[START OF Excerpted records]

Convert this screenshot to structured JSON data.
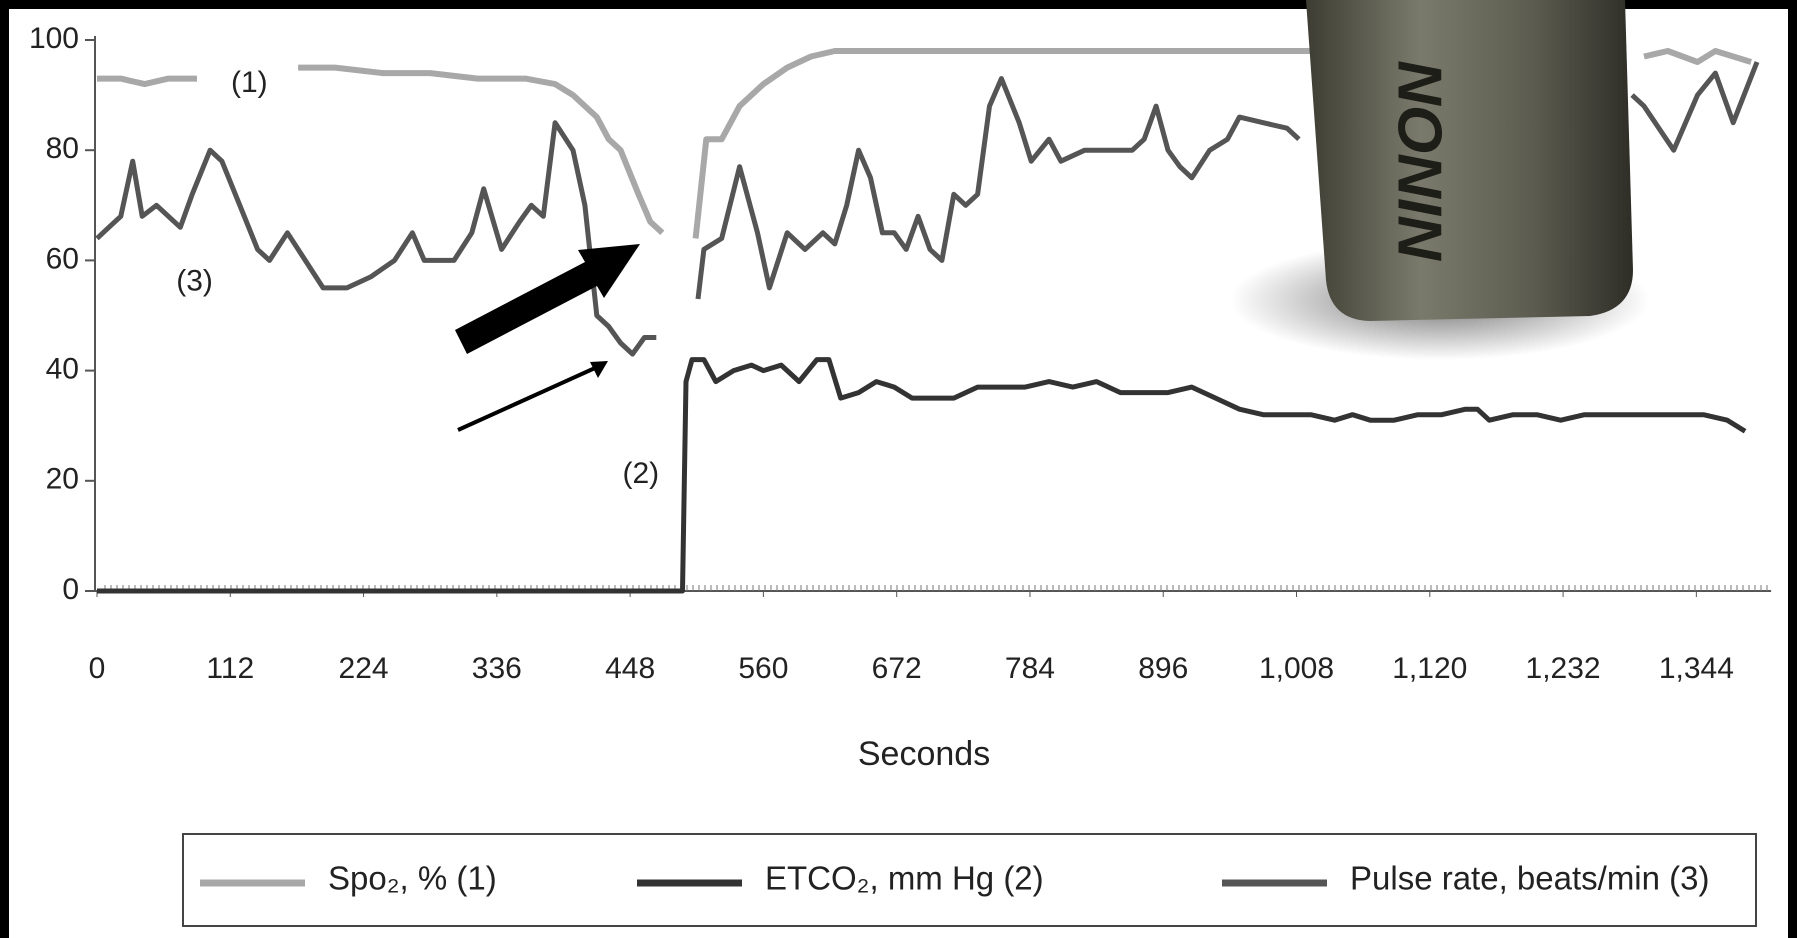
{
  "chart_data": {
    "type": "line",
    "x_label": "Seconds",
    "xlim": [
      0,
      1390
    ],
    "xticks": [
      0,
      112,
      224,
      336,
      448,
      560,
      672,
      784,
      896,
      {
        "value": 1008,
        "label": "1,008"
      },
      {
        "value": 1120,
        "label": "1,120"
      },
      {
        "value": 1232,
        "label": "1,232"
      },
      {
        "value": 1344,
        "label": "1,344"
      }
    ],
    "ylim": [
      0,
      100
    ],
    "yticks": [
      0,
      20,
      40,
      60,
      80,
      100
    ],
    "annotations": [
      {
        "text": "(1)",
        "x": 128,
        "y": 92
      },
      {
        "text": "(3)",
        "x": 82,
        "y": 56
      },
      {
        "text": "(2)",
        "x": 457,
        "y": 21
      }
    ],
    "device_logo": "NONIN",
    "series": [
      {
        "name": "Spo₂, % (1)",
        "color": "#a8a8a8",
        "x": [
          0,
          20,
          40,
          60,
          84,
          100,
          169,
          200,
          240,
          280,
          320,
          360,
          385,
          400,
          420,
          430,
          440,
          455,
          465,
          475,
          490,
          503,
          512,
          525,
          540,
          560,
          580,
          600,
          620,
          700,
          800,
          900,
          1000,
          1050,
          1150,
          1300,
          1320,
          1345,
          1360,
          1390
        ],
        "values": [
          93,
          93,
          92,
          93,
          93,
          null,
          95,
          95,
          94,
          94,
          93,
          93,
          92,
          90,
          86,
          82,
          80,
          72,
          67,
          65,
          null,
          64,
          82,
          82,
          88,
          92,
          95,
          97,
          98,
          98,
          98,
          98,
          98,
          98,
          null,
          97,
          98,
          96,
          98,
          96
        ]
      },
      {
        "name": "ETCO₂, mm Hg (2)",
        "color": "#333333",
        "x": [
          0,
          100,
          200,
          300,
          400,
          492,
          495,
          500,
          510,
          520,
          535,
          550,
          560,
          575,
          590,
          605,
          615,
          625,
          640,
          655,
          670,
          685,
          700,
          720,
          740,
          760,
          780,
          800,
          820,
          840,
          860,
          880,
          900,
          920,
          940,
          960,
          980,
          1000,
          1020,
          1040,
          1055,
          1070,
          1090,
          1110,
          1130,
          1150,
          1160,
          1170,
          1190,
          1210,
          1230,
          1250,
          1270,
          1290,
          1310,
          1330,
          1350,
          1370,
          1385
        ],
        "values": [
          0,
          0,
          0,
          0,
          0,
          0,
          38,
          42,
          42,
          38,
          40,
          41,
          40,
          41,
          38,
          42,
          42,
          35,
          36,
          38,
          37,
          35,
          35,
          35,
          37,
          37,
          37,
          38,
          37,
          38,
          36,
          36,
          36,
          37,
          35,
          33,
          32,
          32,
          32,
          31,
          32,
          31,
          31,
          32,
          32,
          33,
          33,
          31,
          32,
          32,
          31,
          32,
          32,
          32,
          32,
          32,
          32,
          31,
          29
        ]
      },
      {
        "name": "Pulse rate, beats/min (3)",
        "color": "#555555",
        "x": [
          0,
          10,
          20,
          30,
          38,
          50,
          60,
          70,
          80,
          95,
          105,
          120,
          135,
          145,
          160,
          175,
          190,
          210,
          230,
          250,
          265,
          275,
          300,
          315,
          325,
          340,
          355,
          365,
          375,
          385,
          400,
          410,
          420,
          430,
          440,
          450,
          460,
          470,
          485,
          505,
          510,
          525,
          540,
          555,
          565,
          580,
          595,
          610,
          620,
          630,
          640,
          650,
          660,
          670,
          680,
          690,
          700,
          710,
          720,
          730,
          740,
          750,
          760,
          775,
          785,
          800,
          810,
          830,
          850,
          870,
          880,
          890,
          900,
          910,
          920,
          935,
          950,
          960,
          980,
          1000,
          1010,
          1150,
          1290,
          1300,
          1325,
          1345,
          1360,
          1375,
          1395
        ],
        "values": [
          64,
          66,
          68,
          78,
          68,
          70,
          68,
          66,
          72,
          80,
          78,
          70,
          62,
          60,
          65,
          60,
          55,
          55,
          57,
          60,
          65,
          60,
          60,
          65,
          73,
          62,
          67,
          70,
          68,
          85,
          80,
          70,
          50,
          48,
          45,
          43,
          46,
          46,
          null,
          53,
          62,
          64,
          77,
          65,
          55,
          65,
          62,
          65,
          63,
          70,
          80,
          75,
          65,
          65,
          62,
          68,
          62,
          60,
          72,
          70,
          72,
          88,
          93,
          85,
          78,
          82,
          78,
          80,
          80,
          80,
          82,
          88,
          80,
          77,
          75,
          80,
          82,
          86,
          85,
          84,
          82,
          null,
          90,
          88,
          80,
          90,
          94,
          85,
          96
        ]
      }
    ]
  }
}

[END OF Excerpted records]

## Required task
Copy the whole of the material above exactly, but not its images.

## Problem solution
Convert this screenshot to structured JSON data.
{
  "chart_data": {
    "type": "line",
    "x_label": "Seconds",
    "xlim": [
      0,
      1390
    ],
    "xticks": [
      0,
      112,
      224,
      336,
      448,
      560,
      672,
      784,
      896,
      {
        "value": 1008,
        "label": "1,008"
      },
      {
        "value": 1120,
        "label": "1,120"
      },
      {
        "value": 1232,
        "label": "1,232"
      },
      {
        "value": 1344,
        "label": "1,344"
      }
    ],
    "ylim": [
      0,
      100
    ],
    "yticks": [
      0,
      20,
      40,
      60,
      80,
      100
    ],
    "annotations": [
      {
        "text": "(1)",
        "x": 128,
        "y": 92
      },
      {
        "text": "(3)",
        "x": 82,
        "y": 56
      },
      {
        "text": "(2)",
        "x": 457,
        "y": 21
      }
    ],
    "device_logo": "NONIN",
    "series": [
      {
        "name": "Spo₂, % (1)",
        "color": "#a8a8a8",
        "x": [
          0,
          20,
          40,
          60,
          84,
          100,
          169,
          200,
          240,
          280,
          320,
          360,
          385,
          400,
          420,
          430,
          440,
          455,
          465,
          475,
          490,
          503,
          512,
          525,
          540,
          560,
          580,
          600,
          620,
          700,
          800,
          900,
          1000,
          1050,
          1150,
          1300,
          1320,
          1345,
          1360,
          1390
        ],
        "values": [
          93,
          93,
          92,
          93,
          93,
          null,
          95,
          95,
          94,
          94,
          93,
          93,
          92,
          90,
          86,
          82,
          80,
          72,
          67,
          65,
          null,
          64,
          82,
          82,
          88,
          92,
          95,
          97,
          98,
          98,
          98,
          98,
          98,
          98,
          null,
          97,
          98,
          96,
          98,
          96
        ]
      },
      {
        "name": "ETCO₂, mm Hg (2)",
        "color": "#333333",
        "x": [
          0,
          100,
          200,
          300,
          400,
          492,
          495,
          500,
          510,
          520,
          535,
          550,
          560,
          575,
          590,
          605,
          615,
          625,
          640,
          655,
          670,
          685,
          700,
          720,
          740,
          760,
          780,
          800,
          820,
          840,
          860,
          880,
          900,
          920,
          940,
          960,
          980,
          1000,
          1020,
          1040,
          1055,
          1070,
          1090,
          1110,
          1130,
          1150,
          1160,
          1170,
          1190,
          1210,
          1230,
          1250,
          1270,
          1290,
          1310,
          1330,
          1350,
          1370,
          1385
        ],
        "values": [
          0,
          0,
          0,
          0,
          0,
          0,
          38,
          42,
          42,
          38,
          40,
          41,
          40,
          41,
          38,
          42,
          42,
          35,
          36,
          38,
          37,
          35,
          35,
          35,
          37,
          37,
          37,
          38,
          37,
          38,
          36,
          36,
          36,
          37,
          35,
          33,
          32,
          32,
          32,
          31,
          32,
          31,
          31,
          32,
          32,
          33,
          33,
          31,
          32,
          32,
          31,
          32,
          32,
          32,
          32,
          32,
          32,
          31,
          29
        ]
      },
      {
        "name": "Pulse rate, beats/min (3)",
        "color": "#555555",
        "x": [
          0,
          10,
          20,
          30,
          38,
          50,
          60,
          70,
          80,
          95,
          105,
          120,
          135,
          145,
          160,
          175,
          190,
          210,
          230,
          250,
          265,
          275,
          300,
          315,
          325,
          340,
          355,
          365,
          375,
          385,
          400,
          410,
          420,
          430,
          440,
          450,
          460,
          470,
          485,
          505,
          510,
          525,
          540,
          555,
          565,
          580,
          595,
          610,
          620,
          630,
          640,
          650,
          660,
          670,
          680,
          690,
          700,
          710,
          720,
          730,
          740,
          750,
          760,
          775,
          785,
          800,
          810,
          830,
          850,
          870,
          880,
          890,
          900,
          910,
          920,
          935,
          950,
          960,
          980,
          1000,
          1010,
          1150,
          1290,
          1300,
          1325,
          1345,
          1360,
          1375,
          1395
        ],
        "values": [
          64,
          66,
          68,
          78,
          68,
          70,
          68,
          66,
          72,
          80,
          78,
          70,
          62,
          60,
          65,
          60,
          55,
          55,
          57,
          60,
          65,
          60,
          60,
          65,
          73,
          62,
          67,
          70,
          68,
          85,
          80,
          70,
          50,
          48,
          45,
          43,
          46,
          46,
          null,
          53,
          62,
          64,
          77,
          65,
          55,
          65,
          62,
          65,
          63,
          70,
          80,
          75,
          65,
          65,
          62,
          68,
          62,
          60,
          72,
          70,
          72,
          88,
          93,
          85,
          78,
          82,
          78,
          80,
          80,
          80,
          82,
          88,
          80,
          77,
          75,
          80,
          82,
          86,
          85,
          84,
          82,
          null,
          90,
          88,
          80,
          90,
          94,
          85,
          96
        ]
      }
    ]
  }
}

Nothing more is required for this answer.